§ Do this:
Locate the word "изменения" in the material, then show every line that holds it.

§ Items from a dataset:
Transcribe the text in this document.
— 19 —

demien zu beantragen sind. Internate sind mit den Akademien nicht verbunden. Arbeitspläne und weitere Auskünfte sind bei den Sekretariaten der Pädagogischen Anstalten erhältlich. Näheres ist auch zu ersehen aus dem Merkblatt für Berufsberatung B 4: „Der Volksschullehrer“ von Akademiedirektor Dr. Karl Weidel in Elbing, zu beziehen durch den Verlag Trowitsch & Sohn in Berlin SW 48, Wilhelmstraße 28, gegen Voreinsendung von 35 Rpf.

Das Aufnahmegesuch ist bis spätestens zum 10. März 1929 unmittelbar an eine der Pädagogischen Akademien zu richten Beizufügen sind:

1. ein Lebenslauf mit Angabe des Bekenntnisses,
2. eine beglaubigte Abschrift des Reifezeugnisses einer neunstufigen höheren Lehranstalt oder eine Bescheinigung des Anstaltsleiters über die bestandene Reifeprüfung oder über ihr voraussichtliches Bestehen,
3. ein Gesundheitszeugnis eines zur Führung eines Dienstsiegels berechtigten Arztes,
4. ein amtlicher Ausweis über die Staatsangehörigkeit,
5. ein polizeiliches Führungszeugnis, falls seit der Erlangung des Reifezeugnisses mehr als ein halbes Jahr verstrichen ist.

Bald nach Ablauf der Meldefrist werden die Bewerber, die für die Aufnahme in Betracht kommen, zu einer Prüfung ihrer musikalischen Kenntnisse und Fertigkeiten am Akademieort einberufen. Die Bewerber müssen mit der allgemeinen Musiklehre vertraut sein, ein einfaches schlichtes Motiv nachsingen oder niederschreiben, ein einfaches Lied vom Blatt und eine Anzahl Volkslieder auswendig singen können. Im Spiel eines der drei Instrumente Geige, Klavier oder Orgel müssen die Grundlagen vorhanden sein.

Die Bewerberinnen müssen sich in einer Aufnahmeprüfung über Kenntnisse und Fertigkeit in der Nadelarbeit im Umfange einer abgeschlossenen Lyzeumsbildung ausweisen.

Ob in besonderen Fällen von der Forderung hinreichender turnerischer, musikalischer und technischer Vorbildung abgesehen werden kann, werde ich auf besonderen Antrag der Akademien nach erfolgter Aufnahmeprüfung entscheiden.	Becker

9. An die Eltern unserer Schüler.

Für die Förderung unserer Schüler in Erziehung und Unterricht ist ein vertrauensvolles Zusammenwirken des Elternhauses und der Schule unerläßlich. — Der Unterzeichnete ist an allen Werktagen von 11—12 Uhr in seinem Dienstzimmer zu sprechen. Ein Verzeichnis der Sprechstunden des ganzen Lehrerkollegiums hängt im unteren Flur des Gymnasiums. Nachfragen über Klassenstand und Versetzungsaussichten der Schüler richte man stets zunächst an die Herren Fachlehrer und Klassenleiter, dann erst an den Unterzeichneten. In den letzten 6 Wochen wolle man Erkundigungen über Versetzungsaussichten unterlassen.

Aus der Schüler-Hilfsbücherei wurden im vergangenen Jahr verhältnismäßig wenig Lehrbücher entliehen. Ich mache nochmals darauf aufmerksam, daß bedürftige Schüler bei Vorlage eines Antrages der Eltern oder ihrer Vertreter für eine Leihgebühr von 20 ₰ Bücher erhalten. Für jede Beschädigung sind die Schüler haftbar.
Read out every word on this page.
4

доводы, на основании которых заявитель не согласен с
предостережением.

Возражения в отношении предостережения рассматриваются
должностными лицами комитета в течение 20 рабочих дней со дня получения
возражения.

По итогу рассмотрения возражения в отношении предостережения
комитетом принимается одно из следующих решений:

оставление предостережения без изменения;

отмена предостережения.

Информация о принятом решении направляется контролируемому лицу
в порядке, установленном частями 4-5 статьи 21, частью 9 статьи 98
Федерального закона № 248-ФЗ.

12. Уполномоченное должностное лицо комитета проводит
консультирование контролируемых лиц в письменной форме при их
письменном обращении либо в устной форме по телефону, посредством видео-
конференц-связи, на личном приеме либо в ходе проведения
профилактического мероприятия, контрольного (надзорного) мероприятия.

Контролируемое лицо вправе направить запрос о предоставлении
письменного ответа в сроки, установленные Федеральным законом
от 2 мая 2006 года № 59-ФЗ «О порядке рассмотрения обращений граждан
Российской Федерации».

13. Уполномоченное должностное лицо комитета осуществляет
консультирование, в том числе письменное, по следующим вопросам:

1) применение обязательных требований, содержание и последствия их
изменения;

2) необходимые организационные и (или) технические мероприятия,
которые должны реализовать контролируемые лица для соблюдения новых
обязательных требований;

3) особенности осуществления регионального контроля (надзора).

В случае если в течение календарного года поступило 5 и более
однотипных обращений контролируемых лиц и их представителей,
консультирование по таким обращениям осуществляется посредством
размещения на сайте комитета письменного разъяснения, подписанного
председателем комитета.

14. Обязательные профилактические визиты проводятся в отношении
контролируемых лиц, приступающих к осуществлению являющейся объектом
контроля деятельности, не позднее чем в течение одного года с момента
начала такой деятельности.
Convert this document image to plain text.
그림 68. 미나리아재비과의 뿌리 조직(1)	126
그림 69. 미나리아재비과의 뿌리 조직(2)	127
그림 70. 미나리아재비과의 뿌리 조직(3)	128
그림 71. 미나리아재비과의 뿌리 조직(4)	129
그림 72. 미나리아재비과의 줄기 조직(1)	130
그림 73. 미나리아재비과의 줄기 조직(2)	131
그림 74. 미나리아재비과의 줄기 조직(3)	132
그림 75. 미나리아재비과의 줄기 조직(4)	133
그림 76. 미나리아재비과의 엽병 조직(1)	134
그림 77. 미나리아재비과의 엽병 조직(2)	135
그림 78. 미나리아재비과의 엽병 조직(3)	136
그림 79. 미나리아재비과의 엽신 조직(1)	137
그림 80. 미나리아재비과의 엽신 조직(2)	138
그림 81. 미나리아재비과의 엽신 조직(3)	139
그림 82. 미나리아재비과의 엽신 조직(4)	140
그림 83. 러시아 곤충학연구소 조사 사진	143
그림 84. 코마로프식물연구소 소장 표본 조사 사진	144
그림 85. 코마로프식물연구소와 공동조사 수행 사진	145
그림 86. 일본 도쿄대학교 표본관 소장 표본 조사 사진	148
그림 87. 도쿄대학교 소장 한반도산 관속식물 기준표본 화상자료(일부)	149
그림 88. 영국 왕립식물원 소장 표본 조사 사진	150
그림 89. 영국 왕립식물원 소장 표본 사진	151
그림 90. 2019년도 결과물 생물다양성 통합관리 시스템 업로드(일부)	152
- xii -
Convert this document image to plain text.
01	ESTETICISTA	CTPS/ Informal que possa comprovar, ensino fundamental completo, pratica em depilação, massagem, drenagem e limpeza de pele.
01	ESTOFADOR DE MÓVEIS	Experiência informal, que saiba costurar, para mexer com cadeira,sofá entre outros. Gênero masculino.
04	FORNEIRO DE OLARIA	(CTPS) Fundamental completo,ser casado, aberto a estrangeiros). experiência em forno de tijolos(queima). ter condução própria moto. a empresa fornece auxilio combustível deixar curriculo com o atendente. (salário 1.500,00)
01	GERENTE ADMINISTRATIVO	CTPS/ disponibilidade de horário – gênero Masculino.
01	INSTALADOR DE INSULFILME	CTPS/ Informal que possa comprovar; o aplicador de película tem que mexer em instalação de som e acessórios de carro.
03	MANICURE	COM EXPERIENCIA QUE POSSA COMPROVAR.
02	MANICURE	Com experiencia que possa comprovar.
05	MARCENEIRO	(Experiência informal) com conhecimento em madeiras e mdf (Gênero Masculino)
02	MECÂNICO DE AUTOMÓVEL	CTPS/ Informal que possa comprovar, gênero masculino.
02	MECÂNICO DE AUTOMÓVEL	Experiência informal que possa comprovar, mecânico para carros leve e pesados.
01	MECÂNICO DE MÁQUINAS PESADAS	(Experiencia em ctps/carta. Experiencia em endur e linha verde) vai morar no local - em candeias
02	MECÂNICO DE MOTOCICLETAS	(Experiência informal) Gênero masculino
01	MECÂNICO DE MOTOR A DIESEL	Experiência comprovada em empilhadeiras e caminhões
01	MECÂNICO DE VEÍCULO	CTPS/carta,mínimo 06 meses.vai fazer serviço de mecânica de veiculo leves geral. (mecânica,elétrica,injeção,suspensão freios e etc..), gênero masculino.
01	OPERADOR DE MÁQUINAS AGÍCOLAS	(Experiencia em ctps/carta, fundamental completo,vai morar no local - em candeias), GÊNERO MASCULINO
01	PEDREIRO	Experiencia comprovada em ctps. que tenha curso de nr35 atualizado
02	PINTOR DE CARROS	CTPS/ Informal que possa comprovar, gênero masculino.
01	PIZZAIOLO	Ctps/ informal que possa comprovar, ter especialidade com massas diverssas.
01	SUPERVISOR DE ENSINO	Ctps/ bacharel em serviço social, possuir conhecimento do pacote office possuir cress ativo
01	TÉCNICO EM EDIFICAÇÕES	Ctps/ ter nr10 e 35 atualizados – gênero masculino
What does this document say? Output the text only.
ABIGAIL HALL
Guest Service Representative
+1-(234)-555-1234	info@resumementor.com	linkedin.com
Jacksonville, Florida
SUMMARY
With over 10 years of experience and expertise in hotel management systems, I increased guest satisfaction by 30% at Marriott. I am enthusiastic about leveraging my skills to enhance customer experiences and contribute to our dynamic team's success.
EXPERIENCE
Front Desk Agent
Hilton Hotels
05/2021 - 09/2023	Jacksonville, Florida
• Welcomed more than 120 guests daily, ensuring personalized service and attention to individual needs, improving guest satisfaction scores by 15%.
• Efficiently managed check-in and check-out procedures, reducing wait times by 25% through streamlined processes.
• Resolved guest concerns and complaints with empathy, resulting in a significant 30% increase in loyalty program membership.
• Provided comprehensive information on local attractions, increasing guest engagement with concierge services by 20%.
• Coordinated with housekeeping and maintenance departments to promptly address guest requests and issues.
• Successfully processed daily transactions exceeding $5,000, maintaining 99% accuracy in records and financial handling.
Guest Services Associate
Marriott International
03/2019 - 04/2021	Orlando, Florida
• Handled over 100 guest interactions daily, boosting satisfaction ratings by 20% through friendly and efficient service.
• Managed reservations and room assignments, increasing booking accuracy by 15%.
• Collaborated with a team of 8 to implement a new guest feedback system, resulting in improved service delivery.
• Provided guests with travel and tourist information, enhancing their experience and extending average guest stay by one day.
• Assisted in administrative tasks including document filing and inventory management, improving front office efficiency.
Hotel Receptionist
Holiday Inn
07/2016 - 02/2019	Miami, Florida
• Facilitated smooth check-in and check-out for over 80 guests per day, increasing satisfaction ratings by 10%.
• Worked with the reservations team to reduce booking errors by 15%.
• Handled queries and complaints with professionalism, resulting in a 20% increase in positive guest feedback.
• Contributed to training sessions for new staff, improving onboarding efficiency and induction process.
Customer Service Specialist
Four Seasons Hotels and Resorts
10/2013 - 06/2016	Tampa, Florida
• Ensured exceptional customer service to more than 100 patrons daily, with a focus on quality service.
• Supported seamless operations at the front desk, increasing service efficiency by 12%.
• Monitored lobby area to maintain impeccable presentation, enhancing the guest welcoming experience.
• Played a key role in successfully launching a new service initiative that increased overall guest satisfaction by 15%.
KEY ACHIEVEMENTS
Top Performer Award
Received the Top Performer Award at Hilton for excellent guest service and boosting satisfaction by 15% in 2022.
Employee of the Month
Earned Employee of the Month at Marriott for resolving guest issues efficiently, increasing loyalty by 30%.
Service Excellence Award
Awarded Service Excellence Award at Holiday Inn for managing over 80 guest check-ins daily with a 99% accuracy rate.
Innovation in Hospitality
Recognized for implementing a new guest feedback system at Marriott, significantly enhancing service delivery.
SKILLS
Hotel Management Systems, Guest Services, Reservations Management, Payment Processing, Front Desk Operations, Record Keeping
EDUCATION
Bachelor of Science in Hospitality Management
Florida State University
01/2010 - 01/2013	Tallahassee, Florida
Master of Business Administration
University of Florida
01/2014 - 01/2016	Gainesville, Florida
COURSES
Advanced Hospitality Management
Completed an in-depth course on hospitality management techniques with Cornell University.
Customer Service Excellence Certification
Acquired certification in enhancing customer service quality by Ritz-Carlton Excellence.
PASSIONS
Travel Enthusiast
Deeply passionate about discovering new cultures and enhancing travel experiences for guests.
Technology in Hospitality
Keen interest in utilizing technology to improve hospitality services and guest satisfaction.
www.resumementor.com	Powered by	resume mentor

§ Written solution:
оставление предостережения без изменения;
изменения;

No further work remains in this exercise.